● WHAT YOU WILL DO
Leaving out all images, write out the records that follow exactly.

● RECORDS
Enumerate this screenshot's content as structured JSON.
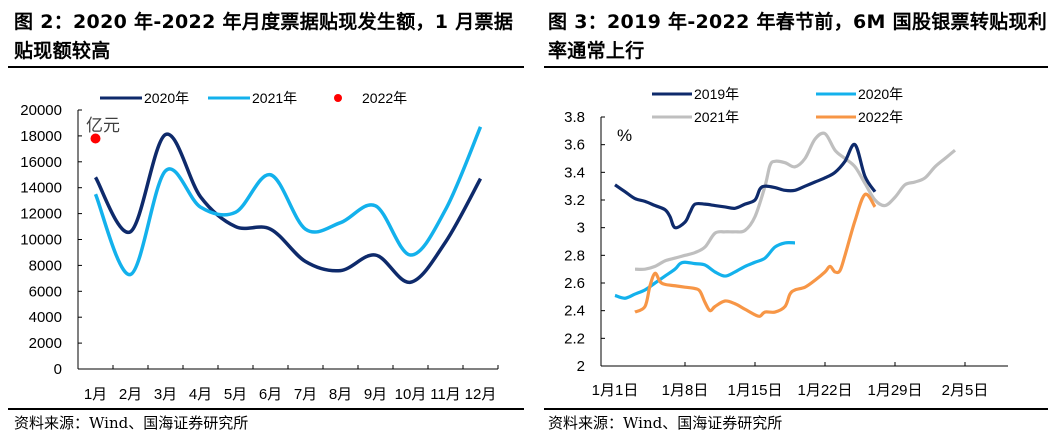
{
  "chart_data": [
    {
      "type": "line",
      "title": "图 2：2020 年-2022 年月度票据贴现发生额，1 月票据贴现额较高",
      "unit_label": "亿元",
      "xlabel": "",
      "ylabel": "亿元",
      "categories": [
        "1月",
        "2月",
        "3月",
        "4月",
        "5月",
        "6月",
        "7月",
        "8月",
        "9月",
        "10月",
        "11月",
        "12月"
      ],
      "ylim": [
        0,
        20000
      ],
      "yticks": [
        0,
        2000,
        4000,
        6000,
        8000,
        10000,
        12000,
        14000,
        16000,
        18000,
        20000
      ],
      "grid": false,
      "legend": "top",
      "series": [
        {
          "name": "2020年",
          "color": "#0e2a6b",
          "style": "line",
          "values": [
            14800,
            10600,
            18100,
            13300,
            11000,
            10800,
            8300,
            7600,
            8800,
            6700,
            9800,
            14700
          ]
        },
        {
          "name": "2021年",
          "color": "#13b1ec",
          "style": "line",
          "values": [
            13500,
            7300,
            15300,
            12500,
            12100,
            15000,
            10800,
            11300,
            12600,
            8800,
            12300,
            18700
          ]
        },
        {
          "name": "2022年",
          "color": "#ff0000",
          "style": "point",
          "values": [
            17800,
            null,
            null,
            null,
            null,
            null,
            null,
            null,
            null,
            null,
            null,
            null
          ]
        }
      ],
      "source": "资料来源：Wind、国海证券研究所"
    },
    {
      "type": "line",
      "title": "图 3：2019 年-2022 年春节前，6M 国股银票转贴现利率通常上行",
      "unit_label": "%",
      "xlabel": "",
      "ylabel": "%",
      "x_ticks": [
        "1月1日",
        "1月8日",
        "1月15日",
        "1月22日",
        "1月29日",
        "2月5日"
      ],
      "x_tick_days": [
        0,
        7,
        14,
        21,
        28,
        35
      ],
      "xlim_days": [
        0,
        41
      ],
      "ylim": [
        2,
        3.8
      ],
      "yticks": [
        "2",
        "2.2",
        "2.4",
        "2.6",
        "2.8",
        "3",
        "3.2",
        "3.4",
        "3.6",
        "3.8"
      ],
      "grid": false,
      "legend": "top",
      "series": [
        {
          "name": "2019年",
          "color": "#0e2a6b",
          "points": [
            [
              0,
              3.31
            ],
            [
              1,
              3.26
            ],
            [
              2,
              3.21
            ],
            [
              3,
              3.19
            ],
            [
              4,
              3.16
            ],
            [
              5,
              3.13
            ],
            [
              5.5,
              3.08
            ],
            [
              6,
              3.0
            ],
            [
              7,
              3.04
            ],
            [
              7.5,
              3.11
            ],
            [
              8,
              3.17
            ],
            [
              9,
              3.17
            ],
            [
              10,
              3.16
            ],
            [
              11,
              3.15
            ],
            [
              12,
              3.14
            ],
            [
              13,
              3.17
            ],
            [
              14,
              3.2
            ],
            [
              14.5,
              3.28
            ],
            [
              15,
              3.3
            ],
            [
              16,
              3.29
            ],
            [
              17,
              3.27
            ],
            [
              18,
              3.27
            ],
            [
              19,
              3.3
            ],
            [
              20,
              3.33
            ],
            [
              21,
              3.36
            ],
            [
              22,
              3.4
            ],
            [
              23,
              3.48
            ],
            [
              24,
              3.6
            ],
            [
              25,
              3.37
            ],
            [
              26,
              3.26
            ]
          ]
        },
        {
          "name": "2020年",
          "color": "#13b1ec",
          "points": [
            [
              0,
              2.51
            ],
            [
              1,
              2.49
            ],
            [
              2,
              2.52
            ],
            [
              3,
              2.55
            ],
            [
              4,
              2.6
            ],
            [
              5,
              2.65
            ],
            [
              6,
              2.7
            ],
            [
              6.5,
              2.74
            ],
            [
              7,
              2.75
            ],
            [
              8,
              2.74
            ],
            [
              9,
              2.73
            ],
            [
              10,
              2.68
            ],
            [
              11,
              2.65
            ],
            [
              12,
              2.68
            ],
            [
              13,
              2.72
            ],
            [
              14,
              2.75
            ],
            [
              15,
              2.78
            ],
            [
              16,
              2.86
            ],
            [
              17,
              2.89
            ],
            [
              18,
              2.89
            ]
          ]
        },
        {
          "name": "2021年",
          "color": "#bfbfbf",
          "points": [
            [
              2,
              2.7
            ],
            [
              3,
              2.7
            ],
            [
              4,
              2.72
            ],
            [
              5,
              2.76
            ],
            [
              6,
              2.78
            ],
            [
              7,
              2.8
            ],
            [
              8,
              2.82
            ],
            [
              9,
              2.86
            ],
            [
              10,
              2.96
            ],
            [
              11,
              2.97
            ],
            [
              12,
              2.97
            ],
            [
              13,
              2.98
            ],
            [
              14,
              3.08
            ],
            [
              15,
              3.3
            ],
            [
              15.5,
              3.45
            ],
            [
              16,
              3.48
            ],
            [
              17,
              3.47
            ],
            [
              18,
              3.44
            ],
            [
              19,
              3.5
            ],
            [
              20,
              3.64
            ],
            [
              21,
              3.68
            ],
            [
              22,
              3.56
            ],
            [
              23,
              3.5
            ],
            [
              24,
              3.44
            ],
            [
              25,
              3.32
            ],
            [
              26,
              3.2
            ],
            [
              27,
              3.16
            ],
            [
              28,
              3.22
            ],
            [
              29,
              3.31
            ],
            [
              30,
              3.33
            ],
            [
              31,
              3.36
            ],
            [
              32,
              3.44
            ],
            [
              33,
              3.5
            ],
            [
              34,
              3.56
            ]
          ]
        },
        {
          "name": "2022年",
          "color": "#f79646",
          "points": [
            [
              2,
              2.39
            ],
            [
              3,
              2.43
            ],
            [
              3.5,
              2.58
            ],
            [
              4,
              2.67
            ],
            [
              4.5,
              2.61
            ],
            [
              5,
              2.59
            ],
            [
              6,
              2.58
            ],
            [
              7,
              2.57
            ],
            [
              8,
              2.56
            ],
            [
              8.5,
              2.54
            ],
            [
              9,
              2.46
            ],
            [
              9.5,
              2.4
            ],
            [
              10,
              2.43
            ],
            [
              11,
              2.47
            ],
            [
              12,
              2.45
            ],
            [
              13,
              2.41
            ],
            [
              14,
              2.37
            ],
            [
              14.5,
              2.36
            ],
            [
              15,
              2.39
            ],
            [
              16,
              2.39
            ],
            [
              17,
              2.43
            ],
            [
              17.5,
              2.52
            ],
            [
              18,
              2.55
            ],
            [
              19,
              2.57
            ],
            [
              20,
              2.62
            ],
            [
              21,
              2.68
            ],
            [
              21.5,
              2.72
            ],
            [
              22,
              2.68
            ],
            [
              22.5,
              2.69
            ],
            [
              23,
              2.8
            ],
            [
              24,
              3.05
            ],
            [
              25,
              3.24
            ],
            [
              26,
              3.15
            ]
          ]
        }
      ],
      "source": "资料来源：Wind、国海证券研究所"
    }
  ]
}
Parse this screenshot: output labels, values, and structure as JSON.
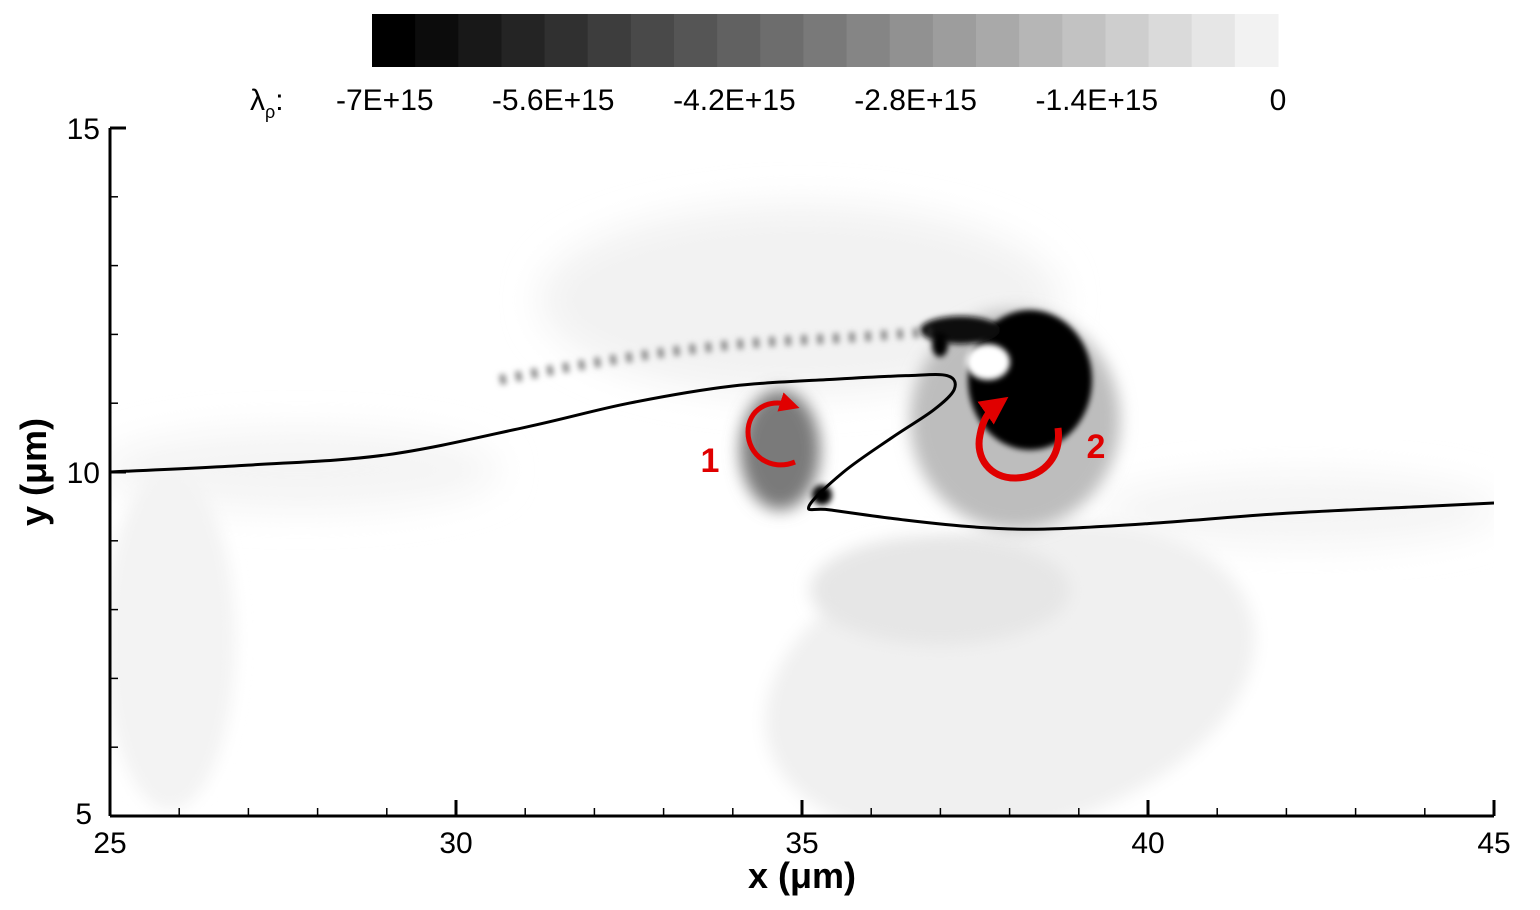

● CORRECT OUTPUT
Enumerate this screenshot's content as structured JSON.
{
  "chart_data": [
    {
      "type": "line",
      "title": "图 2：2020 年-2022 年月度票据贴现发生额，1 月票据贴现额较高",
      "unit_label": "亿元",
      "xlabel": "",
      "ylabel": "亿元",
      "categories": [
        "1月",
        "2月",
        "3月",
        "4月",
        "5月",
        "6月",
        "7月",
        "8月",
        "9月",
        "10月",
        "11月",
        "12月"
      ],
      "ylim": [
        0,
        20000
      ],
      "yticks": [
        0,
        2000,
        4000,
        6000,
        8000,
        10000,
        12000,
        14000,
        16000,
        18000,
        20000
      ],
      "grid": false,
      "legend": "top",
      "series": [
        {
          "name": "2020年",
          "color": "#0e2a6b",
          "style": "line",
          "values": [
            14800,
            10600,
            18100,
            13300,
            11000,
            10800,
            8300,
            7600,
            8800,
            6700,
            9800,
            14700
          ]
        },
        {
          "name": "2021年",
          "color": "#13b1ec",
          "style": "line",
          "values": [
            13500,
            7300,
            15300,
            12500,
            12100,
            15000,
            10800,
            11300,
            12600,
            8800,
            12300,
            18700
          ]
        },
        {
          "name": "2022年",
          "color": "#ff0000",
          "style": "point",
          "values": [
            17800,
            null,
            null,
            null,
            null,
            null,
            null,
            null,
            null,
            null,
            null,
            null
          ]
        }
      ],
      "source": "资料来源：Wind、国海证券研究所"
    },
    {
      "type": "line",
      "title": "图 3：2019 年-2022 年春节前，6M 国股银票转贴现利率通常上行",
      "unit_label": "%",
      "xlabel": "",
      "ylabel": "%",
      "x_ticks": [
        "1月1日",
        "1月8日",
        "1月15日",
        "1月22日",
        "1月29日",
        "2月5日"
      ],
      "x_tick_days": [
        0,
        7,
        14,
        21,
        28,
        35
      ],
      "xlim_days": [
        0,
        41
      ],
      "ylim": [
        2,
        3.8
      ],
      "yticks": [
        "2",
        "2.2",
        "2.4",
        "2.6",
        "2.8",
        "3",
        "3.2",
        "3.4",
        "3.6",
        "3.8"
      ],
      "grid": false,
      "legend": "top",
      "series": [
        {
          "name": "2019年",
          "color": "#0e2a6b",
          "points": [
            [
              0,
              3.31
            ],
            [
              1,
              3.26
            ],
            [
              2,
              3.21
            ],
            [
              3,
              3.19
            ],
            [
              4,
              3.16
            ],
            [
              5,
              3.13
            ],
            [
              5.5,
              3.08
            ],
            [
              6,
              3.0
            ],
            [
              7,
              3.04
            ],
            [
              7.5,
              3.11
            ],
            [
              8,
              3.17
            ],
            [
              9,
              3.17
            ],
            [
              10,
              3.16
            ],
            [
              11,
              3.15
            ],
            [
              12,
              3.14
            ],
            [
              13,
              3.17
            ],
            [
              14,
              3.2
            ],
            [
              14.5,
              3.28
            ],
            [
              15,
              3.3
            ],
            [
              16,
              3.29
            ],
            [
              17,
              3.27
            ],
            [
              18,
              3.27
            ],
            [
              19,
              3.3
            ],
            [
              20,
              3.33
            ],
            [
              21,
              3.36
            ],
            [
              22,
              3.4
            ],
            [
              23,
              3.48
            ],
            [
              24,
              3.6
            ],
            [
              25,
              3.37
            ],
            [
              26,
              3.26
            ]
          ]
        },
        {
          "name": "2020年",
          "color": "#13b1ec",
          "points": [
            [
              0,
              2.51
            ],
            [
              1,
              2.49
            ],
            [
              2,
              2.52
            ],
            [
              3,
              2.55
            ],
            [
              4,
              2.6
            ],
            [
              5,
              2.65
            ],
            [
              6,
              2.7
            ],
            [
              6.5,
              2.74
            ],
            [
              7,
              2.75
            ],
            [
              8,
              2.74
            ],
            [
              9,
              2.73
            ],
            [
              10,
              2.68
            ],
            [
              11,
              2.65
            ],
            [
              12,
              2.68
            ],
            [
              13,
              2.72
            ],
            [
              14,
              2.75
            ],
            [
              15,
              2.78
            ],
            [
              16,
              2.86
            ],
            [
              17,
              2.89
            ],
            [
              18,
              2.89
            ]
          ]
        },
        {
          "name": "2021年",
          "color": "#bfbfbf",
          "points": [
            [
              2,
              2.7
            ],
            [
              3,
              2.7
            ],
            [
              4,
              2.72
            ],
            [
              5,
              2.76
            ],
            [
              6,
              2.78
            ],
            [
              7,
              2.8
            ],
            [
              8,
              2.82
            ],
            [
              9,
              2.86
            ],
            [
              10,
              2.96
            ],
            [
              11,
              2.97
            ],
            [
              12,
              2.97
            ],
            [
              13,
              2.98
            ],
            [
              14,
              3.08
            ],
            [
              15,
              3.3
            ],
            [
              15.5,
              3.45
            ],
            [
              16,
              3.48
            ],
            [
              17,
              3.47
            ],
            [
              18,
              3.44
            ],
            [
              19,
              3.5
            ],
            [
              20,
              3.64
            ],
            [
              21,
              3.68
            ],
            [
              22,
              3.56
            ],
            [
              23,
              3.5
            ],
            [
              24,
              3.44
            ],
            [
              25,
              3.32
            ],
            [
              26,
              3.2
            ],
            [
              27,
              3.16
            ],
            [
              28,
              3.22
            ],
            [
              29,
              3.31
            ],
            [
              30,
              3.33
            ],
            [
              31,
              3.36
            ],
            [
              32,
              3.44
            ],
            [
              33,
              3.5
            ],
            [
              34,
              3.56
            ]
          ]
        },
        {
          "name": "2022年",
          "color": "#f79646",
          "points": [
            [
              2,
              2.39
            ],
            [
              3,
              2.43
            ],
            [
              3.5,
              2.58
            ],
            [
              4,
              2.67
            ],
            [
              4.5,
              2.61
            ],
            [
              5,
              2.59
            ],
            [
              6,
              2.58
            ],
            [
              7,
              2.57
            ],
            [
              8,
              2.56
            ],
            [
              8.5,
              2.54
            ],
            [
              9,
              2.46
            ],
            [
              9.5,
              2.4
            ],
            [
              10,
              2.43
            ],
            [
              11,
              2.47
            ],
            [
              12,
              2.45
            ],
            [
              13,
              2.41
            ],
            [
              14,
              2.37
            ],
            [
              14.5,
              2.36
            ],
            [
              15,
              2.39
            ],
            [
              16,
              2.39
            ],
            [
              17,
              2.43
            ],
            [
              17.5,
              2.52
            ],
            [
              18,
              2.55
            ],
            [
              19,
              2.57
            ],
            [
              20,
              2.62
            ],
            [
              21,
              2.68
            ],
            [
              21.5,
              2.72
            ],
            [
              22,
              2.68
            ],
            [
              22.5,
              2.69
            ],
            [
              23,
              2.8
            ],
            [
              24,
              3.05
            ],
            [
              25,
              3.24
            ],
            [
              26,
              3.15
            ]
          ]
        }
      ],
      "source": "资料来源：Wind、国海证券研究所"
    }
  ]
}
Parse this screenshot: output labels, values, and structure as JSON.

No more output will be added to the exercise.